Text segment>
Since the strong line of storms that tore through Central Texas on Veterans Day, we have not had even a single hour of time where the air temperature has been warmer than the water temperature on the surface of our two local lakes.
This has led to a rapid cooling of Belton and Stillhouse Hollow lakes. Before going into this weekend, the surface temperature on both bodies of water hovered near 60 degrees, a temperature we normally do not fall to until the second or third week of December. In some years, we have not reached a 60 surface temperature until after New Year’s Day.
Although decreasing water temperatures are normal in the fall and through the end of February, I have found in the past, and certainly noted this week, that such a rapid decrease negatively affects the fishery.
Fish are a cold-blooded creature, meaning a fish’s body temperature will be roughly the same temperature as that of its surroundings. As water temperature falls, the metabolism of cold-blooded creatures falls as well. Fish tend not to move as far nor as fast in cold water as they did in warmer conditions, and they certainly do not eat as often, given that their bodies demand less food to sustain life.
For the statistically-minded among you, consider this. My average catch per trip for Nov. 7-12 was 149.6 fish. My average catch per trip for Nov. 14-19 was 119.25 fish. This week, Nov. 21-26, my average catch per trip was 83.0 fish.
It is not that the fishing is terrible, and it is not that the fish are not biting, rather everything is simply slowing down, and anglers must appreciate this and do likewise.
Now that the water temperature has fallen to the 58-60 range, I have made three major adjustments in my pursuit of white bass and hybrid striped bass.
First, for the first time since spring, I replaced the MAL Lure with the Bladed Hazy Eye Slab with stinger hook as my primary presentation. See WhiteBassTools.com for an illustration. While I still keep a full set of rods aboard rigged with the MAL Lure, it is not the first rod I now place in my clients’ hands.
As good as the MAL Lure is, I have found that it must be moved too quickly (to keep its blade spinning effectively) to be of interest to gamefish a majority of the time in this cool season. Only during truly aggressive feeding sprees which include an abundance of fish (as witnessed on sonar) will I change back to the MAL Lure during the winter months.
The Bladed Hazy Eye Slab has two unique features. First, it incorporates a small willow-leaf blade so the attractive power of that (demonstrated by the effectiveness of the MAL Lure) is maintained on a winter-time bait. Secondly, it incorporates a stinger hook which will greatly increase the strike-to-catch ratio. The colder the water, the truer this will be. The slab’s profile is also smaller than that of the MAL Lure.

Document layout detection data:
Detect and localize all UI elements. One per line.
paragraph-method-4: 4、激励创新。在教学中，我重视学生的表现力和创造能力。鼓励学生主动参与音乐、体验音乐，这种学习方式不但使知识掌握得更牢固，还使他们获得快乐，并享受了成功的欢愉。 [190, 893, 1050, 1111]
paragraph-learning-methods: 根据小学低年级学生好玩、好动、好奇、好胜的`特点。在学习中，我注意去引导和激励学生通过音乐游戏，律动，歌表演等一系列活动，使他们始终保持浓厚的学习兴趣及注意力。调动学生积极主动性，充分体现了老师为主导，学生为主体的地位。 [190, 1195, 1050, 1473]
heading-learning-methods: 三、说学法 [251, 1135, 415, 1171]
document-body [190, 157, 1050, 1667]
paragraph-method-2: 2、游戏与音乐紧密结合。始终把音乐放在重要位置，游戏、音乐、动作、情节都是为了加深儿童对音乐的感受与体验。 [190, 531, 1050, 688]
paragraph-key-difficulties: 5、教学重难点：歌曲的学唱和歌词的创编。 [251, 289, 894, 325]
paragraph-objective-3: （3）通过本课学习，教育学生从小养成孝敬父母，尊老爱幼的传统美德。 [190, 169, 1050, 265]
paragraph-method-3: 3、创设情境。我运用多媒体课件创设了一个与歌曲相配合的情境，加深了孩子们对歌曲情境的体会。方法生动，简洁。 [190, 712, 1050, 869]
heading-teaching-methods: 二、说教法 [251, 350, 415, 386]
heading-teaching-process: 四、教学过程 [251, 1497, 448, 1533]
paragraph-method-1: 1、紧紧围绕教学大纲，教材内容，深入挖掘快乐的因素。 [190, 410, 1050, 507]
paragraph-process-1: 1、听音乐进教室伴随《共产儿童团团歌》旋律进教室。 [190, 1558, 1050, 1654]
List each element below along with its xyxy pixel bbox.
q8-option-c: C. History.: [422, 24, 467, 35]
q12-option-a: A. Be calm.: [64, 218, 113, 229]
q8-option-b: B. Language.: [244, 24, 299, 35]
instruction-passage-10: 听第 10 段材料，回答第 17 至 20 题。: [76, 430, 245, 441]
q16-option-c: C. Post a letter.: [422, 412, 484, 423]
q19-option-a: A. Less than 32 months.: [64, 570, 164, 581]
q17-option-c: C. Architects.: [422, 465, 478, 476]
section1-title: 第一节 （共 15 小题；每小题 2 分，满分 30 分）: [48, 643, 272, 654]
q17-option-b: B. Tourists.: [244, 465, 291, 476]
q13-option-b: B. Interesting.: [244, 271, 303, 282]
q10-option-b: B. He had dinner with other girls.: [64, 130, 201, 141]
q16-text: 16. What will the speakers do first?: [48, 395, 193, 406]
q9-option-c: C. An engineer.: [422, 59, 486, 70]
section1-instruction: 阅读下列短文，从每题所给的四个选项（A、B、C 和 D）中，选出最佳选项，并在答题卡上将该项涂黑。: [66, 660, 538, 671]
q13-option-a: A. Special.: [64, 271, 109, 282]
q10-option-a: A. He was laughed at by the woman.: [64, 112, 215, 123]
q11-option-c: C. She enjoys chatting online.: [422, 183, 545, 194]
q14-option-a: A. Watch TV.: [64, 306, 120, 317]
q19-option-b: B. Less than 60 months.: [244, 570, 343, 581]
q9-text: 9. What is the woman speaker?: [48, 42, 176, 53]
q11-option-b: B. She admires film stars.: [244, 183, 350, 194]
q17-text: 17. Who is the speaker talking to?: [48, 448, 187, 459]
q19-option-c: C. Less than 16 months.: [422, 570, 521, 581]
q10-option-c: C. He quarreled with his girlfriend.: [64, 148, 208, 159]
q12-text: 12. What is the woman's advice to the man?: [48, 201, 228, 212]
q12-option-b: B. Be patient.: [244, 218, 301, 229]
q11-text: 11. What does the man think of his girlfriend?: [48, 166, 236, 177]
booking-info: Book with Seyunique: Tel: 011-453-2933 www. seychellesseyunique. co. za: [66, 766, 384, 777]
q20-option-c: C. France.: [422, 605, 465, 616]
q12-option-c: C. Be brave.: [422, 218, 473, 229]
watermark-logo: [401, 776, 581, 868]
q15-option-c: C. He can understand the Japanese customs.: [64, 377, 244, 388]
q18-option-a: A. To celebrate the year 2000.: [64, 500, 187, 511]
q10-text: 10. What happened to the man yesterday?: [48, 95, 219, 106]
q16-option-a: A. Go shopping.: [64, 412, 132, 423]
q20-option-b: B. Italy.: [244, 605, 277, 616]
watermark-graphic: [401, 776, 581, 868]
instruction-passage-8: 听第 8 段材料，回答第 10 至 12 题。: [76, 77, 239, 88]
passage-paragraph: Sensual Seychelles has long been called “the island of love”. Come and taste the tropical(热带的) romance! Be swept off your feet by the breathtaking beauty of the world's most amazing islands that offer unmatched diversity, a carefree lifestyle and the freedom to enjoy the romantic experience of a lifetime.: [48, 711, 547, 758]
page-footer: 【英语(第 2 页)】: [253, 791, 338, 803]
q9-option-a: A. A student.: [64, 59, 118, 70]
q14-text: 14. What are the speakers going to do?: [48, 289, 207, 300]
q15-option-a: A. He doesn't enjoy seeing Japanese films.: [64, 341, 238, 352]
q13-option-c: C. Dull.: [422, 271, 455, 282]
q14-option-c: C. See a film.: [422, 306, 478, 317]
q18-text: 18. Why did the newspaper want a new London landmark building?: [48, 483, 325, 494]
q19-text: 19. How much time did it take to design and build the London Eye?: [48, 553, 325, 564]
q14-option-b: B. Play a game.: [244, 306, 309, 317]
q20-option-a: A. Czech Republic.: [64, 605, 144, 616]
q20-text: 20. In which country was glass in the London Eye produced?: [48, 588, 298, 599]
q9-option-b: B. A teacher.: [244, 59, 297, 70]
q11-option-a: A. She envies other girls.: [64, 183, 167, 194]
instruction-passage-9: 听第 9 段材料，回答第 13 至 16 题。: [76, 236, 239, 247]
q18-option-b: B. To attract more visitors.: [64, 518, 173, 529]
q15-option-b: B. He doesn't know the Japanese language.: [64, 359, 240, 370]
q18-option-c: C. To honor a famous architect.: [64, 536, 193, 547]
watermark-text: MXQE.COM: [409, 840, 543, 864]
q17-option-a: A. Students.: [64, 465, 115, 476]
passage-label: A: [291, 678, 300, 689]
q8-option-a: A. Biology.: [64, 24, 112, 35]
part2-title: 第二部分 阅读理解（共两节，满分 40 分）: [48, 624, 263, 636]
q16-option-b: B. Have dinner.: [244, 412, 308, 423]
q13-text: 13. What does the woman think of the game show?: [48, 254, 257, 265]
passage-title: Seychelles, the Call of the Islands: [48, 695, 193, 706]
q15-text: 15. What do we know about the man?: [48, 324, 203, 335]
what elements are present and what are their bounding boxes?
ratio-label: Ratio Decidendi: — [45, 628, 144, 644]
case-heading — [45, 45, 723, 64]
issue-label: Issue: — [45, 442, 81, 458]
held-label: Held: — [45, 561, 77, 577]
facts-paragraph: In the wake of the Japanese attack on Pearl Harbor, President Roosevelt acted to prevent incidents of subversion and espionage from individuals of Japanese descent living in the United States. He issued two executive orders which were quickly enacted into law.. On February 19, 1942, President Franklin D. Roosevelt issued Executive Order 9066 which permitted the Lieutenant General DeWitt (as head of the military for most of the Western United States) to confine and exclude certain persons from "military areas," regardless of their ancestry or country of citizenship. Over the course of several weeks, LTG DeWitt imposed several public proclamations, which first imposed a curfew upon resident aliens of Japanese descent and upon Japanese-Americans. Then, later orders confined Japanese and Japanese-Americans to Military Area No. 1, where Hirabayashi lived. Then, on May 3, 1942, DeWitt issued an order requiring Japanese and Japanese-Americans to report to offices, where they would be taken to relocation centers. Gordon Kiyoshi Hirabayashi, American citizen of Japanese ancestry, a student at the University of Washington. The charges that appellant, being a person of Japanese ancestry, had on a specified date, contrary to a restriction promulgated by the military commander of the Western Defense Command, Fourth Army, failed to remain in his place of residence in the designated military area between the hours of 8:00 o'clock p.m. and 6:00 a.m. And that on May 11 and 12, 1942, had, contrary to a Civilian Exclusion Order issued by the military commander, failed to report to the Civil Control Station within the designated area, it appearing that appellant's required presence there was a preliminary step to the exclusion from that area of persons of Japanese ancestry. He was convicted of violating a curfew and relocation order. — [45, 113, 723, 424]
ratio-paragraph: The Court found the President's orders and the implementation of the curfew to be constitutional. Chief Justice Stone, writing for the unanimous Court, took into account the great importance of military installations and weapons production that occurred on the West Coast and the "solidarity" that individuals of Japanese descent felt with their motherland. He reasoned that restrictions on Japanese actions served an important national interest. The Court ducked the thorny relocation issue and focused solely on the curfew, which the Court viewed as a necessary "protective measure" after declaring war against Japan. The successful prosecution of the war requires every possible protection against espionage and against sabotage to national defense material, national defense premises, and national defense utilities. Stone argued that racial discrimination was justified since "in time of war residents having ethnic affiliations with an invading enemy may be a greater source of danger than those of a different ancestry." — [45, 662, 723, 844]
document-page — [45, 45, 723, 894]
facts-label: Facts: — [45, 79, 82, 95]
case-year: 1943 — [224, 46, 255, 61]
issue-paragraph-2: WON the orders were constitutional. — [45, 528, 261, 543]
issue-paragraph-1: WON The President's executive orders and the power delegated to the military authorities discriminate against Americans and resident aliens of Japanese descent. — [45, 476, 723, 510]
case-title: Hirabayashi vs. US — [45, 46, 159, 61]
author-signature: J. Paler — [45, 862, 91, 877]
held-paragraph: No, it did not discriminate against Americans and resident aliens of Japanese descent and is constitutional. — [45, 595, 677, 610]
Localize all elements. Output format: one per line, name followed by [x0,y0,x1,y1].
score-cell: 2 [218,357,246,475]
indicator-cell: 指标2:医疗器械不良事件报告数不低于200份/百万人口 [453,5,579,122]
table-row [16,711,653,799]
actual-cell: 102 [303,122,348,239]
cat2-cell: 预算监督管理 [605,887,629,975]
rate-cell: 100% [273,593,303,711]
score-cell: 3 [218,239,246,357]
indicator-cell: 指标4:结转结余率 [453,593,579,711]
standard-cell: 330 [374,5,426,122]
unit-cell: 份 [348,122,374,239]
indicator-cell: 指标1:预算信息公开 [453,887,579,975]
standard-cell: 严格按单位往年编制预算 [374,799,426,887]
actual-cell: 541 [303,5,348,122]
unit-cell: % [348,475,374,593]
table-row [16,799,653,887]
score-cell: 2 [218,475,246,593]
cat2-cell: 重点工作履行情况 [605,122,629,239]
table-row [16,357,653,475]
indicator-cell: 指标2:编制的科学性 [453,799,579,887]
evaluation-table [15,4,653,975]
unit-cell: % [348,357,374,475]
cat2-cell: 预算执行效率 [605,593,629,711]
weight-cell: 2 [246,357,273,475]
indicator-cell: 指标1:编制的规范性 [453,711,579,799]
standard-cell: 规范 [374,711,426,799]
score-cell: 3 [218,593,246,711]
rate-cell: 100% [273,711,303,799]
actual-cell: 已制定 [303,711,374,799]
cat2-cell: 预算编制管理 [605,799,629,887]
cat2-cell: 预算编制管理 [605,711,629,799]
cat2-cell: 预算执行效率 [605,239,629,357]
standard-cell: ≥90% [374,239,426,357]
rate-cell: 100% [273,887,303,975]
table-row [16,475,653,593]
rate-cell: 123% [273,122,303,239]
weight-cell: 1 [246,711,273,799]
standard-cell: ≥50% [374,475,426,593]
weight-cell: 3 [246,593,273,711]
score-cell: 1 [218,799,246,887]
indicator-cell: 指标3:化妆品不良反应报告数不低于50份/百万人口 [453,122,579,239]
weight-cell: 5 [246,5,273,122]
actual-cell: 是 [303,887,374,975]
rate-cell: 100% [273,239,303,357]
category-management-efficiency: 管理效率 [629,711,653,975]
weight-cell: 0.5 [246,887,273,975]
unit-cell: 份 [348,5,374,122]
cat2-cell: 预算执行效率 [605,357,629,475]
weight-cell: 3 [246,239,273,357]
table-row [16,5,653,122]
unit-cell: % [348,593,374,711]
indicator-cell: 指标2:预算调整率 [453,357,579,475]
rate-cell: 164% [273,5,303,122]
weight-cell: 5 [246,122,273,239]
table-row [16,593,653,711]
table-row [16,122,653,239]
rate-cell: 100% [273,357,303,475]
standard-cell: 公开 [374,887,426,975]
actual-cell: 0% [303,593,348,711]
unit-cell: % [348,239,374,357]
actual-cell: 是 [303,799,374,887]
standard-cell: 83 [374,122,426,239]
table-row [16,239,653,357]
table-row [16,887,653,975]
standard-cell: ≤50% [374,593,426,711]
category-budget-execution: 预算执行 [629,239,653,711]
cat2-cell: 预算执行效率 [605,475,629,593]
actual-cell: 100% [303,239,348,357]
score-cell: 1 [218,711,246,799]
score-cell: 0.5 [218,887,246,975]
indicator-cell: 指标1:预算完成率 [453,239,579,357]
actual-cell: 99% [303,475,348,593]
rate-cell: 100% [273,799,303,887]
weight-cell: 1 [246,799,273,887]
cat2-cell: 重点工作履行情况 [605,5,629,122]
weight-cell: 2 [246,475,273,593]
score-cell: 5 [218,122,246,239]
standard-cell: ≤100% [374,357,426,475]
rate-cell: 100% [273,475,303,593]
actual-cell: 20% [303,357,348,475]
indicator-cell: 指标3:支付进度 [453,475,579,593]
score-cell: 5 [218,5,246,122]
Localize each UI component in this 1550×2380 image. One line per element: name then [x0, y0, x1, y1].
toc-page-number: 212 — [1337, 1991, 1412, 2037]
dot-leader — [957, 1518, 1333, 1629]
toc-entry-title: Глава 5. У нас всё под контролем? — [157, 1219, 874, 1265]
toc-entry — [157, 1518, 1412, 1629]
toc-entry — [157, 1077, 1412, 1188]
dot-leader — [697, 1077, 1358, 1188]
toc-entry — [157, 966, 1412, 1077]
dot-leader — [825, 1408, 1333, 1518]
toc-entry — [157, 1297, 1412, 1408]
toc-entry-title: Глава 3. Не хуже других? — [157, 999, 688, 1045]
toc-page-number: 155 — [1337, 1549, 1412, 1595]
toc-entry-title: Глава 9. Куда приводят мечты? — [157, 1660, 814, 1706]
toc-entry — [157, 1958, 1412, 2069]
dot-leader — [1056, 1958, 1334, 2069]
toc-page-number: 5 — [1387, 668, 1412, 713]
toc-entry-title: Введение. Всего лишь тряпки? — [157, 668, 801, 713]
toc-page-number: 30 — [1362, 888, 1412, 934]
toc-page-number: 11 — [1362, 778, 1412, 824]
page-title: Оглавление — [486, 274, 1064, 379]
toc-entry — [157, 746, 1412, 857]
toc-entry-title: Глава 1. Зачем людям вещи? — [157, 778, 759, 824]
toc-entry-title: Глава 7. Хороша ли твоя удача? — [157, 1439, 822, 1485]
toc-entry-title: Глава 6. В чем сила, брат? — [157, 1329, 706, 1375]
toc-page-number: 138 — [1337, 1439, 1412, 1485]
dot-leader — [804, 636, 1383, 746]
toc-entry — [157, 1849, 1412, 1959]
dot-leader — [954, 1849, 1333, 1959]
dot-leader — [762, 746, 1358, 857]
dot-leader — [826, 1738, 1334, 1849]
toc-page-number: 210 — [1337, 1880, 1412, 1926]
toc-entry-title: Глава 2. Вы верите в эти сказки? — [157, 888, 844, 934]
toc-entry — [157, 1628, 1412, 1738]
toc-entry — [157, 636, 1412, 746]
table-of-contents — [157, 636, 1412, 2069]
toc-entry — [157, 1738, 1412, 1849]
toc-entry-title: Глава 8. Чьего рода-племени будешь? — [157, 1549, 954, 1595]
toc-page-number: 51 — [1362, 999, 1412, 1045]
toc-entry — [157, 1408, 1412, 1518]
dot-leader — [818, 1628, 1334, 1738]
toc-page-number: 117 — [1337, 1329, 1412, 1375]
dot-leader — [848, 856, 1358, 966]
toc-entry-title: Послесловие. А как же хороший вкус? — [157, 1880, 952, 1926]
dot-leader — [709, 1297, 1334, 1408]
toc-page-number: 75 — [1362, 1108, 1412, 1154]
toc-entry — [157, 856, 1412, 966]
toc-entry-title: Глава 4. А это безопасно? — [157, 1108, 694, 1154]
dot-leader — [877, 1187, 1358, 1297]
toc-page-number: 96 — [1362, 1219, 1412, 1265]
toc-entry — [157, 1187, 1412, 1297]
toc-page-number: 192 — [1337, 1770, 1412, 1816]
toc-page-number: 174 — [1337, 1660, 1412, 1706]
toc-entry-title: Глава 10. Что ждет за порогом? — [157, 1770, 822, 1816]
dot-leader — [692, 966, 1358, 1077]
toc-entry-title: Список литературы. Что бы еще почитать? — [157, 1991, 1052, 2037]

Complete the following>
**a.** Rewrite the paragraph of the fishing report that begins "Fish are a cold-blooded creature" as a shorter version that keeps its main facts.
**b.** Change the word "anglers" to "fishermen" in the part of the fishing report that opens with the words containing "It is not that the fishing" and closes with "my clients’ hands.", and give that part again.
The records bear no relation to the text.

Task answers>
**a.** Fish are cold-blooded, so their body temperature roughly matches their surroundings. As the water cools, their metabolism slows. In cold water they move less far and less fast, and they eat less often because their bodies need less food to live.

**b.**
It is not that the fishing is terrible, and it is not that the fish are not biting, rather everything is simply slowing down, and fishermen must appreciate this and do likewise.
Now that the water temperature has fallen to the 58-60 range, I have made three major adjustments in my pursuit of white bass and hybrid striped bass.
First, for the first time since spring, I replaced the MAL Lure with the Bladed Hazy Eye Slab with stinger hook as my primary presentation. See WhiteBassTools.com for an illustration. While I still keep a full set of rods aboard rigged with the MAL Lure, it is not the first rod I now place in my clients’ hands.